• TASKS TO COMPLETE:
1. From the abstracts, list every person named. Include the authors shown above each abstract and those cited within them.
2. Answer the following questions using the abstracts.
(a) In the election model of Aragones, Gilboa and Weiss, what is the voters' motivation to vote?
(b) Which prior does Edwin Jaynes prescribe adopting?
(c) For which alternative prior does the paper by Jason Konek outline an anti-luck rationale?
3. Translate this sentence from the abstracts into French: "Frequentists doubt, however, that there is any well-motivated, sufficiently 'objective' method for constructing such 'priors'."

DOCUMENT SECTION Start Marker

Dominik Klein and Eric Pacuit: Expressive Voting; Modeling a Voter's Decision to Vote

In a recent paper, Aragones, Gilboa and Weiss have presented a model for elections in which voters' motivation to vote is to be heared in their political opinions, rather than influencing the outcome. They develop a formal model evaluating different voting systems. We critically examine their model, in particular the semantics for expressing one's opinion. We offer a different model and show that a simiolar analsysis holds while we avoid some weak points of their model.

Jason Konek: Accuracy Without Luck

When a microbiologist designs and performs an experiment aimed at adjudicating between competing hypotheses about, for example, a particular virus' infection mechanism, it is imperative that she somehow take her prior information into account. It would be epistemically and practically disastrous to do otherwise. But taking account of multifarious and complex prior information, of the sort microbiologists typically possess, seems to require first specifying causal models (causal Bayes nets, perhaps) that characterize the competing hypotheses, and then adopting a 'prior' probability distribution over these models that somehow captures or reflects the relevant prior information. Frequentists doubt, however, that there is any well-motivated, sufficiently 'objective' method for constructing such 'priors'. This is the problem of the priors. Objective Bayesians aim to supply this method. Edwin Jaynes, for example, prescribes adopting the maximum entropy (MaxEnt) prior, for the "positive reason that it is... maximally noncommittal with regard to missing information" (Jaynes 1957, 623). This paper motivates and details an alternative method, a new kind of objective Bayesianism. It does so by first providing reason to think that MaxEnt is inadequate. Then it outlines a novel, anti-luck rationale for adopting an alternative prior, the maximally sensitive (MaxSen) prior. In doing so, it highlights a new, particularly promising route for resolving the problem of the priors. It also elucidates one important virtue of model-based reasoning: when done appropriately, such reasoning minimizes our need for *epistemic luck* in arriving at an accurate picture of the world.

DOCUMENT SECTION End Marker
DATA EXCERPTS Start Marker

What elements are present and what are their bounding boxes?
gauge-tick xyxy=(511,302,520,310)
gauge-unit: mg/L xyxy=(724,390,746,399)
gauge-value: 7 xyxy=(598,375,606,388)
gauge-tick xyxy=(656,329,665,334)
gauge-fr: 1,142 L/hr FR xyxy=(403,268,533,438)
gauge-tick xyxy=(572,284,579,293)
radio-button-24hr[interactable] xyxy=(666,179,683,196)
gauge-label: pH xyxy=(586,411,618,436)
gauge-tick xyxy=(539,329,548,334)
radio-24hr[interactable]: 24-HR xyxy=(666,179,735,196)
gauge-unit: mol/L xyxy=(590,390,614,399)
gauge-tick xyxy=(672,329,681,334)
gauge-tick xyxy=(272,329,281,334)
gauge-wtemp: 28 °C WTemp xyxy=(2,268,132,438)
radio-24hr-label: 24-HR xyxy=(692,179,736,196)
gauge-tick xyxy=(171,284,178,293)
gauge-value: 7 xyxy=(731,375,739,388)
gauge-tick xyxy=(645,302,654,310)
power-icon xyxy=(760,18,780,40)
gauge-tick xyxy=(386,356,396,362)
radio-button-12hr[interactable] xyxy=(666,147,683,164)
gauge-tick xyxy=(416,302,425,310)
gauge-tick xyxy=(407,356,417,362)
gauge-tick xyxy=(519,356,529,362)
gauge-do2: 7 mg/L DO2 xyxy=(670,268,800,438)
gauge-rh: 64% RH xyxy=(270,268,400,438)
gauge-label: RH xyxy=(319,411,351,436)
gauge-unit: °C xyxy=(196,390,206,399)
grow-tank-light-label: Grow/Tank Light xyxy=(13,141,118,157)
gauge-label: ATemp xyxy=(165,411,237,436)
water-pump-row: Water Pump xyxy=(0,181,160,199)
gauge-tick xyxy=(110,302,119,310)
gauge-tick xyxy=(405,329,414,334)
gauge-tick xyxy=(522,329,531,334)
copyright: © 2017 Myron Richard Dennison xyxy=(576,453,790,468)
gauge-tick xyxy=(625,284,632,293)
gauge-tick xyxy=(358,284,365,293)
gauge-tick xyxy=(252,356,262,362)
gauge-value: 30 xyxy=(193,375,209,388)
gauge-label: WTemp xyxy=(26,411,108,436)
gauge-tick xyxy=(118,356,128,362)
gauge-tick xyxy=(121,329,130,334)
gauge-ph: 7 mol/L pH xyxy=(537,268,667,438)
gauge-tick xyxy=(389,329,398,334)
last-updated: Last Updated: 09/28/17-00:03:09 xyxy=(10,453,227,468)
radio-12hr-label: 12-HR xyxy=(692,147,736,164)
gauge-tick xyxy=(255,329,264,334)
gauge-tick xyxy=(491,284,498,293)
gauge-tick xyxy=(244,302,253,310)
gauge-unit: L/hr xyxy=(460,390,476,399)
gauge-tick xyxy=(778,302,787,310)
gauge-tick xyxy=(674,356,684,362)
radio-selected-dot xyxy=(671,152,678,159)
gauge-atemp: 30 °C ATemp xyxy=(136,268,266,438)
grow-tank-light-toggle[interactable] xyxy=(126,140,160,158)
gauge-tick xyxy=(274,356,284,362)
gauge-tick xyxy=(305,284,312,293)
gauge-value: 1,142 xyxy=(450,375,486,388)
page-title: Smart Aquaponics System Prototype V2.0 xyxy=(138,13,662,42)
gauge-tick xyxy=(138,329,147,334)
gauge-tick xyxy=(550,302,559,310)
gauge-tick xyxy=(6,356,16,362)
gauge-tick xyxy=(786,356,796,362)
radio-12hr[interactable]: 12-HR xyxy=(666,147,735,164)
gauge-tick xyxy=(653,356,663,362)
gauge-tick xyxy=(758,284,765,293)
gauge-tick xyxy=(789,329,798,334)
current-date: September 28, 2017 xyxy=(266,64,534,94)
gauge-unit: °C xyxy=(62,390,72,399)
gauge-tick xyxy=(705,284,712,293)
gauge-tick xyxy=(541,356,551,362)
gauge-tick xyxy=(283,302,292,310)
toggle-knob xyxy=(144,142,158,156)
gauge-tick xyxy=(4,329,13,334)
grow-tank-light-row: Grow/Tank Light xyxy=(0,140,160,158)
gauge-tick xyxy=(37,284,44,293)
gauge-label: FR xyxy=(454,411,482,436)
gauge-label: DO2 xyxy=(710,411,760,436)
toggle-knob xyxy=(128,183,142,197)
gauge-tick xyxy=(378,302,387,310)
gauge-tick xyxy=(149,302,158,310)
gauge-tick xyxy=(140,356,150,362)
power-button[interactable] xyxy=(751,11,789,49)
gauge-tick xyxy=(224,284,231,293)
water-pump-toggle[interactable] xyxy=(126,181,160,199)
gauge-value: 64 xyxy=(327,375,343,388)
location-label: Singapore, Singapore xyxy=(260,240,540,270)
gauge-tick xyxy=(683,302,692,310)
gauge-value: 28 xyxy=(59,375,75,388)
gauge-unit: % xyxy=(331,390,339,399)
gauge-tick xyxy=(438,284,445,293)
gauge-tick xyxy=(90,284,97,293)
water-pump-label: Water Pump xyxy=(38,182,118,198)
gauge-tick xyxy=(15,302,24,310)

DATA EXCERPTS End Marker

• RESULTS IN ORDER:
1. Dominik Klein, Eric Pacuit, Aragones, Gilboa, Weiss, Jason Konek, Edwin Jaynes

2.
(a) To be heard in their political opinions, rather than to influence the outcome.
(b) The maximum entropy (MaxEnt) prior.
(c) The maximally sensitive (MaxSen) prior.

3. Les fréquentistes doutent cependant qu'il existe une méthode bien fondée et suffisamment « objective » pour construire de telles « lois a priori ».